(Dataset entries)
----------------------------------------
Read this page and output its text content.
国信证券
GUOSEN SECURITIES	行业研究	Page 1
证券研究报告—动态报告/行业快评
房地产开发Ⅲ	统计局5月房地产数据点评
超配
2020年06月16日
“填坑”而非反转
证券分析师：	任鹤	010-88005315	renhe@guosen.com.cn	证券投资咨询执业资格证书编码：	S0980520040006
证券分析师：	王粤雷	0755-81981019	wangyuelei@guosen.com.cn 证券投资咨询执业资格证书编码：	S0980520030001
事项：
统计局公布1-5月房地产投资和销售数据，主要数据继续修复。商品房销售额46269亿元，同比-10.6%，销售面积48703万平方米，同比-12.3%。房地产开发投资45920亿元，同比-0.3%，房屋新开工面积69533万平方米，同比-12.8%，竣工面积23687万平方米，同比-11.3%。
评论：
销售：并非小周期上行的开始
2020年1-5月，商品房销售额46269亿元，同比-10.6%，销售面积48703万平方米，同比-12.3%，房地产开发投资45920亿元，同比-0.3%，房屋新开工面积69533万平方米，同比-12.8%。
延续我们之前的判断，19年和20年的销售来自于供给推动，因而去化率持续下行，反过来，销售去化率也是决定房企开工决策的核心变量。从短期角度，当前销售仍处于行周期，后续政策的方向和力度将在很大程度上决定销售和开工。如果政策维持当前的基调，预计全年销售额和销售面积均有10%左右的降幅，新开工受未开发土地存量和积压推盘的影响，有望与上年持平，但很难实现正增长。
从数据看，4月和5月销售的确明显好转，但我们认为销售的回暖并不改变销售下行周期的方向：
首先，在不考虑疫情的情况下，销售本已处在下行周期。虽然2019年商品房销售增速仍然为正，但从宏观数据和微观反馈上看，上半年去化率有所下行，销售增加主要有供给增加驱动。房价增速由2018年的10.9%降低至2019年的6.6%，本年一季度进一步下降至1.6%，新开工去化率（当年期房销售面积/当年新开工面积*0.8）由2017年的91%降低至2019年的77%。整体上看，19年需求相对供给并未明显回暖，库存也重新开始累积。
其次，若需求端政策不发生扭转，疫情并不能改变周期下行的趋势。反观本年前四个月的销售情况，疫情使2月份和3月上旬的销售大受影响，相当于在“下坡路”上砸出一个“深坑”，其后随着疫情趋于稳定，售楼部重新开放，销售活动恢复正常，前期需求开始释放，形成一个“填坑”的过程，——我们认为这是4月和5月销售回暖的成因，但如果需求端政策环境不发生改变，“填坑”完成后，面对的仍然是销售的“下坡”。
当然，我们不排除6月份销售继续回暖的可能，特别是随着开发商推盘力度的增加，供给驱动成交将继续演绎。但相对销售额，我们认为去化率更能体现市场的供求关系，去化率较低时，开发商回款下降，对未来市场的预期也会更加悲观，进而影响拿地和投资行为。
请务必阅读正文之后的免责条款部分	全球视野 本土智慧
----------------------------------------
> **BRIEF**: Look through the data above. Each line containing the word "证券投资咨询执业资格证书编码" needs to be copied.

> **RESPONSE**:
证券分析师：	任鹤	010-88005315	renhe@guosen.com.cn	证券投资咨询执业资格证书编码：	S0980520040006
证券分析师：	王粤雷	0755-81981019	wangyuelei@guosen.com.cn 证券投资咨询执业资格证书编码：	S0980520030001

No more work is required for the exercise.